Objectives:
1 - Which people does the essay on Jessica Stockholder's installations name? List all of them.
2 - In the essay on Jessica Stockholder's installations, where was the exhibition Les Années Supports/Surfaces held?
3 - Extend the essay on Jessica Stockholder's installations, starting after its final sentence.
— start Source extract —
That
an installation can be experienced and thought of in terms of
the condition of painting has been an ambiguous but key aspect
of Jessica Stockholder's work (which was recently shown in
Young Americans 2 at the Saatchi Gallery in London).
Objects and 'stuff' are abundant in her work but not as elements
which are abjectly cast down. Her work sits uncomfortably in
the category of 'scatter art'; the material she puts to work
seems to operate within a schema. As one moves around and within
one of her installations there is a sense that a series of frames
are determining the encounter. Stuff becomes dematerialised
due to undeniable compositional forces that lead the viewer
through a range of 'picturesque' encounters. Each meeting marks
a slow unfolding of the environment she has created, the full
knowledge of which is obscured in any single position. Movement
around a piece amounts to building up a picture of its totality
through an experience of it. Her practice may not be painting
in the conventional sense but it seems to embody conventions
of painting in terms of how the work is made and viewed. Stockholder
would find it difficult to lay claim to a tradition that meaningfully
articulates this, because of the critical apparatus that was
built up around Minimalism. Minimalism polemically opposes the
two key elements of Stockholder's work; painting and an extended
sense of artistic practice, which in essence her architecturally
inscribed installations are. The writings of Robert Morris,
Donald Judd and Michael Fried brought into question Clement
Greenberg's critical apparatus especially in terms of ideas
such as medium specificity. The dispute between Fried on one
side and Morris and Judd on the other was played out on the
claims made by each as to the viability of painting. The reductivist
logic set in motion by Greenberg himself meant that literal
qualities of painting became blurred with the concerns of sculpture
which in turn were supplanted with issues relating to materiality
and the object under Minimalism. The force of this transformation
of critical positions and artistic practices has for some time,
precluded the possibility of addressing in other ways the problems
that were at work in that period.
With this in mind a historical survey
of French art of the sixties and seventies, Les
Années Supports/Surfaces (a recent exhibition at the
Jeu de Paume in Paris), offers some ways of thinking that are
pertinent to work currently being made such as Stockholder's.
— end Source extract —
— start Provided data —
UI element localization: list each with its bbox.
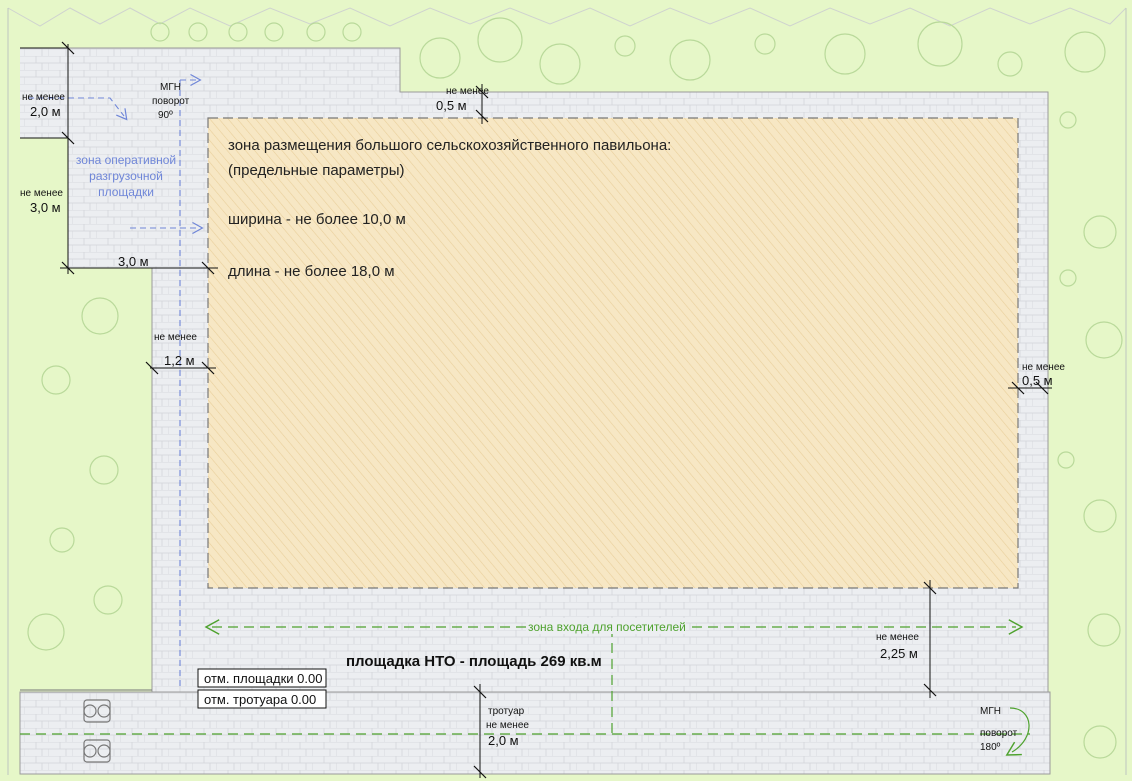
— end Provided data —
Outputs by task:
1 - Jessica Stockholder, Robert Morris, Donald Judd, Michael Fried, Clement Greenberg

2 - At the Jeu de Paume in Paris.

3 -
Between 1970 - 1971 the name Supports/Surfaces
was coined for a group of artists, predominantly from the south
of France, who since the mid-sixties seemed to share a set of
concerns. There were just four group exhibitions of their work
culminating with Nouvelles peintures
en France at Saint Etienne in 1974. To rationalise Supports/Surfaces
as a coherent movement is unwise. Between the players associated
with it (Arnal, Bioulés, Buraglio, Cane, Devade, Dezeuze, Dolla,
Grand, Jaccard, Meurice, Pagés, Pincemin, Rouan, Saytour, Valensi
and Viallat) there was anything but a front of solidarity. Despite
his inclusion in the Jeu de Paume exhibition, François Rouan
for example and because of apparently similar artistic concerns
had by the seventies distanced himself from the ideas of the
group. Around Supports/Surfaces there were other related manifestations
of artists considering the problems of abstraction In the case
of a group like B.M.P.T. (the initials of the artists Buren,
Mosset, Parmentier, Toroni) there were many disagreements. The
factional nature of their disputes mirrored the atmosphere of
the time. For although Supports/Surfaces was addressing theoretical
and practical questions as to what constitutes painting, their
activities were further contained within the ideological formations
that were emerging around '68. It is this political dimension
that can be seen as the divide between American and French abstraction
of this period. The broad span of American formalist criticism
saw art as an autonomous sphere with each medium developing
qualities specific to itself. Even though Minimamism sought
to destabilise the tenets of Greenberg's formalist position,
it retained a tendency to essentialise certain concerns within
a persisting sense of the autonomy of art. This was all played
out within an arena where progressive ideas were privileged.
Robert Morris and Donald Judd repeatedly established their ideas
around a logic that positioned their respective practices as
having surpassed painting and sculpture as specific mediums.
This logic is in stark contrast to practises in Europe and particularly
France in the same period. Supports/Surfaces was typical of
a tendency which while involved in a radical critique of artistic
mediums, remained suspicious of the ideological implications
of progress in the arts where a medium becomes obsolete and
superseded by a new upgraded product. The intellectual atmosphere
that surrounded the events of '68 in Paris provided a broad
intellectual base for these artists. Barthes and Althusser were
particularly relevant for many in the group. Through such thinkers,
Marxist terms such as infrastructure and superstructure were
transformed into tools for analysing the components of painting
and the borderline between it and sculpture. As an art questioning
the forces of abstraction, Supports/Surfaces was close in several
ways to Soviet Constructivism perhaps most profoundly in the
sense of Eisenstein's argument that "form is always ideological".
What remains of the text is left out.